Task prompt: Render the following material again verbatim, leaving nothing out.

________________

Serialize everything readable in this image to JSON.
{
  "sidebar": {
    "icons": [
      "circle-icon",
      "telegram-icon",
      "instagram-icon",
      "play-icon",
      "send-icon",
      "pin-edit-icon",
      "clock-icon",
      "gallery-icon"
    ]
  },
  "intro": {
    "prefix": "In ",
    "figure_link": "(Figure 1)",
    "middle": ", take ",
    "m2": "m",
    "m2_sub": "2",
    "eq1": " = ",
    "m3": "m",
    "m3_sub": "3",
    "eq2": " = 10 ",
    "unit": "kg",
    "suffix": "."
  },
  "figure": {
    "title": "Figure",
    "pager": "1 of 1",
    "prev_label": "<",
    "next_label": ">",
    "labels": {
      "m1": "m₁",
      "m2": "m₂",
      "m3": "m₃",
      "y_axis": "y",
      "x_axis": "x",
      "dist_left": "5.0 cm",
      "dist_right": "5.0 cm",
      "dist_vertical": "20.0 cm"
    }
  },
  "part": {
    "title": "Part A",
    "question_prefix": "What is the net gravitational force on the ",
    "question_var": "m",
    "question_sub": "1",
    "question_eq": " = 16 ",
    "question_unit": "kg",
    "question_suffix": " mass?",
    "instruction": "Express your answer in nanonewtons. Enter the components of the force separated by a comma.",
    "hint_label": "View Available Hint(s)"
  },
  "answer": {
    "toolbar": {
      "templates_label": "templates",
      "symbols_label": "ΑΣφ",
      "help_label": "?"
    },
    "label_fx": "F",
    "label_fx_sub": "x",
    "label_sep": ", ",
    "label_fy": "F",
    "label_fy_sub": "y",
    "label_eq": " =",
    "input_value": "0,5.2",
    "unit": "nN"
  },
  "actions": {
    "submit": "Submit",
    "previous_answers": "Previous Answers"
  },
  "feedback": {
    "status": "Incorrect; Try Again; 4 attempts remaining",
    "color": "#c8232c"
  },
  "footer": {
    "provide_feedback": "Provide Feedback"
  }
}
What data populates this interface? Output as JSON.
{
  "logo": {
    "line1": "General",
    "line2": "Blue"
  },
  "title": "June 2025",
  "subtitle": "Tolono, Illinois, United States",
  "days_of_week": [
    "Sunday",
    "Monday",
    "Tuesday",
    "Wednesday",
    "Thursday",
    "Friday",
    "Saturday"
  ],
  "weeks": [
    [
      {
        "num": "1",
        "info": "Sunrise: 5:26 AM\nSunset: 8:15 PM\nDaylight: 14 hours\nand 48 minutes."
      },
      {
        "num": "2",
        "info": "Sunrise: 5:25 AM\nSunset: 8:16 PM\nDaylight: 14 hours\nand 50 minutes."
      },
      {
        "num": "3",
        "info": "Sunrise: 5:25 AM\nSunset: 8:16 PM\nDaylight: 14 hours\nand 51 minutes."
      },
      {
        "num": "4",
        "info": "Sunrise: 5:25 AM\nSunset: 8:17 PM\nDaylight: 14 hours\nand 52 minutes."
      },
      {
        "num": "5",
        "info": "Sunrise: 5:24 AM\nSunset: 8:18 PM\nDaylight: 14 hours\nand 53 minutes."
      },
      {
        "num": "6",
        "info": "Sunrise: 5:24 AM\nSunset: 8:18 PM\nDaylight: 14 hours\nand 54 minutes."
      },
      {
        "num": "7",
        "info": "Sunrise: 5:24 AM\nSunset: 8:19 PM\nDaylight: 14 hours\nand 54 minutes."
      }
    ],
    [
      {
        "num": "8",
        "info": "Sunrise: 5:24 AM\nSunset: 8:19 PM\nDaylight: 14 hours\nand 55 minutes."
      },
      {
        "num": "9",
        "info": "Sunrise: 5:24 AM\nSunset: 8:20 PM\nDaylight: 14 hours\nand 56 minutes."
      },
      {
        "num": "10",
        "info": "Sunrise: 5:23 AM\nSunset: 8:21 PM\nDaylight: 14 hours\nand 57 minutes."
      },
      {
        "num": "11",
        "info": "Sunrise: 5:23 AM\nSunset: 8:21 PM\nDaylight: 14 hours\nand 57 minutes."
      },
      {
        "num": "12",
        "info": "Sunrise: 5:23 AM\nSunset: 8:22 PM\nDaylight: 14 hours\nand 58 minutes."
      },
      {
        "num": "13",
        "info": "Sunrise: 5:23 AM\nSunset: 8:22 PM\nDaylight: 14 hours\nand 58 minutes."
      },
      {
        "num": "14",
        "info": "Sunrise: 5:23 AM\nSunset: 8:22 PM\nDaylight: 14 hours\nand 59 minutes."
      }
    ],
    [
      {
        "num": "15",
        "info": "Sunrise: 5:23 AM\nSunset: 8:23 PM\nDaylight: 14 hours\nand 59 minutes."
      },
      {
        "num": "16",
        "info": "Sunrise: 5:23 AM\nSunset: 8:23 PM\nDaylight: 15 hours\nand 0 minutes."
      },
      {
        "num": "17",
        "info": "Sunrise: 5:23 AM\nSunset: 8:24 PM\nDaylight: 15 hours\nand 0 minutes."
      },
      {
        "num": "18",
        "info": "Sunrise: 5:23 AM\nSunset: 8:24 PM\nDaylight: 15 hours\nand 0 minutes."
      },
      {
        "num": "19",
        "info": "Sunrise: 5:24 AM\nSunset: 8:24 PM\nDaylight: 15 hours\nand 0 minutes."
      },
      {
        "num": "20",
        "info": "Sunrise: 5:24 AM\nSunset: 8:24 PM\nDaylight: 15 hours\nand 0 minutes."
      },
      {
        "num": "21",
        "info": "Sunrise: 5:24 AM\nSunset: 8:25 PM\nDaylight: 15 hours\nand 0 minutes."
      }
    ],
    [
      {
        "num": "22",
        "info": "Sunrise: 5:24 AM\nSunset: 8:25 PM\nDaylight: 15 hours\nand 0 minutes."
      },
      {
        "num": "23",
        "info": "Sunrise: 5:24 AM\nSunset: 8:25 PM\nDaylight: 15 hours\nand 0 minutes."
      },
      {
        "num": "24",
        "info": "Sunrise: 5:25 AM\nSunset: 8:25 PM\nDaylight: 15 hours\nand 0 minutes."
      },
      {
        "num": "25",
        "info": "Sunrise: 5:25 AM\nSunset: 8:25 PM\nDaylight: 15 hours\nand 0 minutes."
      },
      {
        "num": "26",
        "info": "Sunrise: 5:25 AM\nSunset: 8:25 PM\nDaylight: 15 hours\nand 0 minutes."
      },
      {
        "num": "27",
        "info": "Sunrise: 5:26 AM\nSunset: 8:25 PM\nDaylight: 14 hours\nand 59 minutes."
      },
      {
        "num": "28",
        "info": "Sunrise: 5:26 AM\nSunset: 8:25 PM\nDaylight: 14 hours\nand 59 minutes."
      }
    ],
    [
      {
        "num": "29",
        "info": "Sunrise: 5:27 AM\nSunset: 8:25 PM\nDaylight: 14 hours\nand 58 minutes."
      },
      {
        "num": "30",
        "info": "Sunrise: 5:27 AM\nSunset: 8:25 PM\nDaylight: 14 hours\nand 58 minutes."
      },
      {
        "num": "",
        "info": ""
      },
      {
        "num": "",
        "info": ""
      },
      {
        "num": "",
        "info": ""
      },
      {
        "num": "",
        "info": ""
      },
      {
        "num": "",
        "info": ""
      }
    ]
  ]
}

________________

Complete response:
Serialize everything readable in this image to JSON.
{
  "sidebar": {
    "icons": [
      "circle-icon",
      "telegram-icon",
      "instagram-icon",
      "play-icon",
      "send-icon",
      "pin-edit-icon",
      "clock-icon",
      "gallery-icon"
    ]
  },
  "intro": {
    "prefix": "In ",
    "figure_link": "(Figure 1)",
    "middle": ", take ",
    "m2": "m",
    "m2_sub": "2",
    "eq1": " = ",
    "m3": "m",
    "m3_sub": "3",
    "eq2": " = 10 ",
    "unit": "kg",
    "suffix": "."
  },
  "figure": {
    "title": "Figure",
    "pager": "1 of 1",
    "prev_label": "<",
    "next_label": ">",
    "labels": {
      "m1": "m₁",
      "m2": "m₂",
      "m3": "m₃",
      "y_axis": "y",
      "x_axis": "x",
      "dist_left": "5.0 cm",
      "dist_right": "5.0 cm",
      "dist_vertical": "20.0 cm"
    }
  },
  "part": {
    "title": "Part A",
    "question_prefix": "What is the net gravitational force on the ",
    "question_var": "m",
    "question_sub": "1",
    "question_eq": " = 16 ",
    "question_unit": "kg",
    "question_suffix": " mass?",
    "instruction": "Express your answer in nanonewtons. Enter the components of the force separated by a comma.",
    "hint_label": "View Available Hint(s)"
  },
  "answer": {
    "toolbar": {
      "templates_label": "templates",
      "symbols_label": "ΑΣφ",
      "help_label": "?"
    },
    "label_fx": "F",
    "label_fx_sub": "x",
    "label_sep": ", ",
    "label_fy": "F",
    "label_fy_sub": "y",
    "label_eq": " =",
    "input_value": "0,5.2",
    "unit": "nN"
  },
  "actions": {
    "submit": "Submit",
    "previous_answers": "Previous Answers"
  },
  "feedback": {
    "status": "Incorrect; Try Again; 4 attempts remaining",
    "color": "#c8232c"
  },
  "footer": {
    "provide_feedback": "Provide Feedback"
  }
}
What data populates this interface? Output as JSON.
{
  "logo": {
    "line1": "General",
    "line2": "Blue"
  },
  "title": "June 2025",
  "subtitle": "Tolono, Illinois, United States",
  "days_of_week": [
    "Sunday",
    "Monday",
    "Tuesday",
    "Wednesday",
    "Thursday",
    "Friday",
    "Saturday"
  ],
  "weeks": [
    [
      {
        "num": "1",
        "info": "Sunrise: 5:26 AM\nSunset: 8:15 PM\nDaylight: 14 hours\nand 48 minutes."
      },
      {
        "num": "2",
        "info": "Sunrise: 5:25 AM\nSunset: 8:16 PM\nDaylight: 14 hours\nand 50 minutes."
      },
      {
        "num": "3",
        "info": "Sunrise: 5:25 AM\nSunset: 8:16 PM\nDaylight: 14 hours\nand 51 minutes."
      },
      {
        "num": "4",
        "info": "Sunrise: 5:25 AM\nSunset: 8:17 PM\nDaylight: 14 hours\nand 52 minutes."
      },
      {
        "num": "5",
        "info": "Sunrise: 5:24 AM\nSunset: 8:18 PM\nDaylight: 14 hours\nand 53 minutes."
      },
      {
        "num": "6",
        "info": "Sunrise: 5:24 AM\nSunset: 8:18 PM\nDaylight: 14 hours\nand 54 minutes."
      },
      {
        "num": "7",
        "info": "Sunrise: 5:24 AM\nSunset: 8:19 PM\nDaylight: 14 hours\nand 54 minutes."
      }
    ],
    [
      {
        "num": "8",
        "info": "Sunrise: 5:24 AM\nSunset: 8:19 PM\nDaylight: 14 hours\nand 55 minutes."
      },
      {
        "num": "9",
        "info": "Sunrise: 5:24 AM\nSunset: 8:20 PM\nDaylight: 14 hours\nand 56 minutes."
      },
      {
        "num": "10",
        "info": "Sunrise: 5:23 AM\nSunset: 8:21 PM\nDaylight: 14 hours\nand 57 minutes."
      },
      {
        "num": "11",
        "info": "Sunrise: 5:23 AM\nSunset: 8:21 PM\nDaylight: 14 hours\nand 57 minutes."
      },
      {
        "num": "12",
        "info": "Sunrise: 5:23 AM\nSunset: 8:22 PM\nDaylight: 14 hours\nand 58 minutes."
      },
      {
        "num": "13",
        "info": "Sunrise: 5:23 AM\nSunset: 8:22 PM\nDaylight: 14 hours\nand 58 minutes."
      },
      {
        "num": "14",
        "info": "Sunrise: 5:23 AM\nSunset: 8:22 PM\nDaylight: 14 hours\nand 59 minutes."
      }
    ],
    [
      {
        "num": "15",
        "info": "Sunrise: 5:23 AM\nSunset: 8:23 PM\nDaylight: 14 hours\nand 59 minutes."
      },
      {
        "num": "16",
        "info": "Sunrise: 5:23 AM\nSunset: 8:23 PM\nDaylight: 15 hours\nand 0 minutes."
      },
      {
        "num": "17",
        "info": "Sunrise: 5:23 AM\nSunset: 8:24 PM\nDaylight: 15 hours\nand 0 minutes."
      },
      {
        "num": "18",
        "info": "Sunrise: 5:23 AM\nSunset: 8:24 PM\nDaylight: 15 hours\nand 0 minutes."
      },
      {
        "num": "19",
        "info": "Sunrise: 5:24 AM\nSunset: 8:24 PM\nDaylight: 15 hours\nand 0 minutes."
      },
      {
        "num": "20",
        "info": "Sunrise: 5:24 AM\nSunset: 8:24 PM\nDaylight: 15 hours\nand 0 minutes."
      },
      {
        "num": "21",
        "info": "Sunrise: 5:24 AM\nSunset: 8:25 PM\nDaylight: 15 hours\nand 0 minutes."
      }
    ],
    [
      {
        "num": "22",
        "info": "Sunrise: 5:24 AM\nSunset: 8:25 PM\nDaylight: 15 hours\nand 0 minutes."
      },
      {
        "num": "23",
        "info": "Sunrise: 5:24 AM\nSunset: 8:25 PM\nDaylight: 15 hours\nand 0 minutes."
      },
      {
        "num": "24",
        "info": "Sunrise: 5:25 AM\nSunset: 8:25 PM\nDaylight: 15 hours\nand 0 minutes."
      },
      {
        "num": "25",
        "info": "Sunrise: 5:25 AM\nSunset: 8:25 PM\nDaylight: 15 hours\nand 0 minutes."
      },
      {
        "num": "26",
        "info": "Sunrise: 5:25 AM\nSunset: 8:25 PM\nDaylight: 15 hours\nand 0 minutes."
      },
      {
        "num": "27",
        "info": "Sunrise: 5:26 AM\nSunset: 8:25 PM\nDaylight: 14 hours\nand 59 minutes."
      },
      {
        "num": "28",
        "info": "Sunrise: 5:26 AM\nSunset: 8:25 PM\nDaylight: 14 hours\nand 59 minutes."
      }
    ],
    [
      {
        "num": "29",
        "info": "Sunrise: 5:27 AM\nSunset: 8:25 PM\nDaylight: 14 hours\nand 58 minutes."
      },
      {
        "num": "30",
        "info": "Sunrise: 5:27 AM\nSunset: 8:25 PM\nDaylight: 14 hours\nand 58 minutes."
      },
      {
        "num": "",
        "info": ""
      },
      {
        "num": "",
        "info": ""
      },
      {
        "num": "",
        "info": ""
      },
      {
        "num": "",
        "info": ""
      },
      {
        "num": "",
        "info": ""
      }
    ]
  ]
}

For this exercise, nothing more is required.